(Dataset entries on figures)

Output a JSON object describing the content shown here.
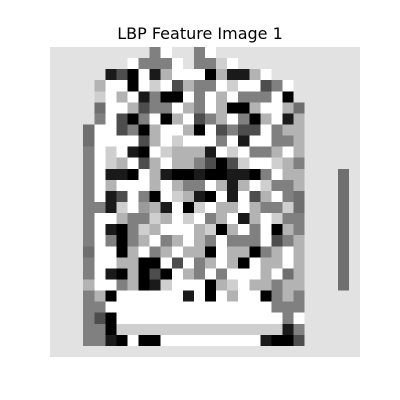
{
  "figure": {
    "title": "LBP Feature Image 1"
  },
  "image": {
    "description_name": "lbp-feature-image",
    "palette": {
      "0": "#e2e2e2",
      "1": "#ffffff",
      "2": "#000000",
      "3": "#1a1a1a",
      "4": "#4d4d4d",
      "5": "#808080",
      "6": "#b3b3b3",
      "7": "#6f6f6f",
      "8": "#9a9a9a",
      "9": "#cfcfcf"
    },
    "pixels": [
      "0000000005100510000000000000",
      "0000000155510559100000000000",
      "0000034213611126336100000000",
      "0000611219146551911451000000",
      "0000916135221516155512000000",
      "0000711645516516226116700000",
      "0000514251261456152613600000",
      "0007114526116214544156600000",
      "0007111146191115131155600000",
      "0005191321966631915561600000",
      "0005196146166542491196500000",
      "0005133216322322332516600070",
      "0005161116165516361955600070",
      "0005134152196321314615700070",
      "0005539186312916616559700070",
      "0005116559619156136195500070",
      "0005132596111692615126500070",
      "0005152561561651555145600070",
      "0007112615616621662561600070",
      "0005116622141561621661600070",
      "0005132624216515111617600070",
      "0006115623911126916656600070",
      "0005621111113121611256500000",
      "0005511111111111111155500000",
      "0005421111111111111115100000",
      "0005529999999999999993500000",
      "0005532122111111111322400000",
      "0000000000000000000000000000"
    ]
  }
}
--
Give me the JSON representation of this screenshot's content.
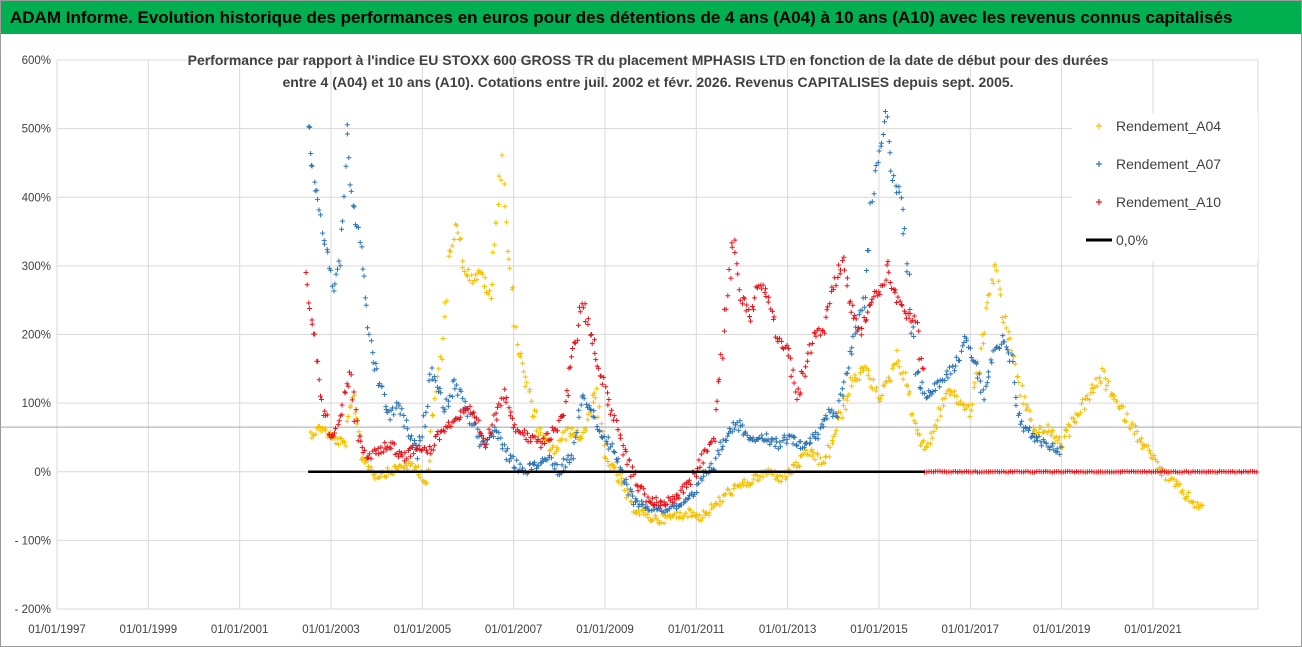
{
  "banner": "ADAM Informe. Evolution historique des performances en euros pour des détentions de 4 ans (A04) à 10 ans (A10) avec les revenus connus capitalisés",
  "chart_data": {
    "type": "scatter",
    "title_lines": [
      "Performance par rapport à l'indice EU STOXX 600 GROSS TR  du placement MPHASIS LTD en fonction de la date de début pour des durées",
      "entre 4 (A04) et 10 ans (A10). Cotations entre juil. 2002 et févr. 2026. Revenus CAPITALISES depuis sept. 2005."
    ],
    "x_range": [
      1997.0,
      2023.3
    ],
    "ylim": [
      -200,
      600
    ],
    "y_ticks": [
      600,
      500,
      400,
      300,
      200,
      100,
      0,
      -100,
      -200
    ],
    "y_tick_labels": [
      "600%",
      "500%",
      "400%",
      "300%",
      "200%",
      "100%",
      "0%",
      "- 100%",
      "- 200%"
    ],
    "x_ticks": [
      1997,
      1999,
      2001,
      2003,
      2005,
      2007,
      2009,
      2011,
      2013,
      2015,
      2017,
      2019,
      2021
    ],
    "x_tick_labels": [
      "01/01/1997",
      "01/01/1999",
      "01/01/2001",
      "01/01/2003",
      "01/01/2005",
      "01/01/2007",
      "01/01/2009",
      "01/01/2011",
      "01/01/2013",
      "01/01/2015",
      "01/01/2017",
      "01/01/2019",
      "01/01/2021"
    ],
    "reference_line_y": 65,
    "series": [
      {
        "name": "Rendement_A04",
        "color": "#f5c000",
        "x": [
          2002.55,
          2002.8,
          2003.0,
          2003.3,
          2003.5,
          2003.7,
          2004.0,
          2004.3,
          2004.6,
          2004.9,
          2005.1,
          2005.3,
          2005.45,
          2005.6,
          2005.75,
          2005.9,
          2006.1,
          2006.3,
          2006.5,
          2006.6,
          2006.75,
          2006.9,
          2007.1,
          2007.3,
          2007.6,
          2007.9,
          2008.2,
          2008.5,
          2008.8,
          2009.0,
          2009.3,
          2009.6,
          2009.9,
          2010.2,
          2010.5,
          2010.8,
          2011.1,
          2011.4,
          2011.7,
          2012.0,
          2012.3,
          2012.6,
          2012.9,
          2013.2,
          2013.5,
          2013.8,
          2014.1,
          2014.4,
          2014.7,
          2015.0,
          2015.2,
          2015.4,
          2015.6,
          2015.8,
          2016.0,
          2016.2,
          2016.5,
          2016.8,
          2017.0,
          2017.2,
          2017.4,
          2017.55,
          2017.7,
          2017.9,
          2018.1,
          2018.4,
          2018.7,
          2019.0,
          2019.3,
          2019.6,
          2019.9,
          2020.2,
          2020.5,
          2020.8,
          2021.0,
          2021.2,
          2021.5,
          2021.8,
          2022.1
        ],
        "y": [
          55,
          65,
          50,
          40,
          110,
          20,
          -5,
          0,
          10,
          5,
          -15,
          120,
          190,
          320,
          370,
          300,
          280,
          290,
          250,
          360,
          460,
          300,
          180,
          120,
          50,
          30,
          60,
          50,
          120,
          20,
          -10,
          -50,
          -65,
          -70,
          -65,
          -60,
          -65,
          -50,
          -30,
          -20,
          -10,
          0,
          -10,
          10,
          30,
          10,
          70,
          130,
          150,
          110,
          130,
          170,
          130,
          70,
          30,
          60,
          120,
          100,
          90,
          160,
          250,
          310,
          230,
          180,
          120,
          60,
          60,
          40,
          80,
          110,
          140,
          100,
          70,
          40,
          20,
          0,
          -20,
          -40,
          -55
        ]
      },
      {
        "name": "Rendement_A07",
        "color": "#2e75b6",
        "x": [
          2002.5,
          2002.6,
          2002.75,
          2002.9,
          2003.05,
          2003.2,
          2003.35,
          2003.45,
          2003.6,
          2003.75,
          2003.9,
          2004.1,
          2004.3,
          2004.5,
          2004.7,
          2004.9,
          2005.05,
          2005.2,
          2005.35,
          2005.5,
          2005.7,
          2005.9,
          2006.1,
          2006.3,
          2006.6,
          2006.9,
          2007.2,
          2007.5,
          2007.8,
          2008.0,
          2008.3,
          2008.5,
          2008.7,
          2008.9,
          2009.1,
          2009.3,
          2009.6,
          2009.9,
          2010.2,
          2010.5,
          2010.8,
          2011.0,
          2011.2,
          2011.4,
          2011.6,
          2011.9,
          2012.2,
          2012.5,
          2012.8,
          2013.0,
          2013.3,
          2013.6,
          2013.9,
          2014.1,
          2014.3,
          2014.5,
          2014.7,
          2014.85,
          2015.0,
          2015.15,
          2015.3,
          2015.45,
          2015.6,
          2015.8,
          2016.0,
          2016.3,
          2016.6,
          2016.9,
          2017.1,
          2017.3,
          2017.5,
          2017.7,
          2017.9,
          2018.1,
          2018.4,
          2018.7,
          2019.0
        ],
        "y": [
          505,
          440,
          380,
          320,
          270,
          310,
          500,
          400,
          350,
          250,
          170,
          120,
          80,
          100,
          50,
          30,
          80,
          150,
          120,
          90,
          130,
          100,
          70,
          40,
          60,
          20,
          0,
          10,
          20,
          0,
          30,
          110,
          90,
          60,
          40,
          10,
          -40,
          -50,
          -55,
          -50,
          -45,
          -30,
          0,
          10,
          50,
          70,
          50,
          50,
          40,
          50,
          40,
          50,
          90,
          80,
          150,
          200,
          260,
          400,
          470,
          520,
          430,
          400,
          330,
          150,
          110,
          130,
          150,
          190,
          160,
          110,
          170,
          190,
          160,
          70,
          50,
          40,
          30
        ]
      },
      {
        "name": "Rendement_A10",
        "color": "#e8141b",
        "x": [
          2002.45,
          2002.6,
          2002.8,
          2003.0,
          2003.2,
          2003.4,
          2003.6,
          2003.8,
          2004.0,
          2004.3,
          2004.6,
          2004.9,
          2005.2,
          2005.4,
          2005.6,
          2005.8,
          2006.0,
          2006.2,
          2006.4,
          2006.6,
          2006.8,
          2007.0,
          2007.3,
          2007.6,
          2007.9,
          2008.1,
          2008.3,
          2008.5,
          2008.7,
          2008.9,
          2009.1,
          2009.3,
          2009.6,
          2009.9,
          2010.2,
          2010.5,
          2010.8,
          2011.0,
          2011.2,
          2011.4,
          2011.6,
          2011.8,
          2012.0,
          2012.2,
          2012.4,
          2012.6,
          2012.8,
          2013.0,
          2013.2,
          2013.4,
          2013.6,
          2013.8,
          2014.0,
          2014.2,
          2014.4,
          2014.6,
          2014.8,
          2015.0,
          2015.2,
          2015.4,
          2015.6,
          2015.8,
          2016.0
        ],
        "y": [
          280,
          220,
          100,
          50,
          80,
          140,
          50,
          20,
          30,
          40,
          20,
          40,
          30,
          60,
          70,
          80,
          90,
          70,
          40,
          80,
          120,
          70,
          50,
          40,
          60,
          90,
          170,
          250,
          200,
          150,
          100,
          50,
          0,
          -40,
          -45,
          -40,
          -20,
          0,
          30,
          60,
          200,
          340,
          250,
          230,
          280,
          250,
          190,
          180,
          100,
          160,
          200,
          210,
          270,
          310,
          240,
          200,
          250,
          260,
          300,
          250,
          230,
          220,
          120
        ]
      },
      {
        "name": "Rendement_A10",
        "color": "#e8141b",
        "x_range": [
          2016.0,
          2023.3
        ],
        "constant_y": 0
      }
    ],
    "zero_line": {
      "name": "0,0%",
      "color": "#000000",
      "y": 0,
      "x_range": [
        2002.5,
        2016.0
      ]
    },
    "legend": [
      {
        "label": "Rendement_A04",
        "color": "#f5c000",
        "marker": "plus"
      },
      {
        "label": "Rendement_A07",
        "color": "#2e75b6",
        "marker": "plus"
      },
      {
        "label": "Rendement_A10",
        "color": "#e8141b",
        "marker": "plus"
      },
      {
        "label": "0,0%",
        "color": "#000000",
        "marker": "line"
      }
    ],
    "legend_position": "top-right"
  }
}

STATED EXERCISE:
Show every line of the records above that contains the word "content".

RESULT:
Output a JSON object describing the content shown here.
Give me the JSON representation of this screenshot's content.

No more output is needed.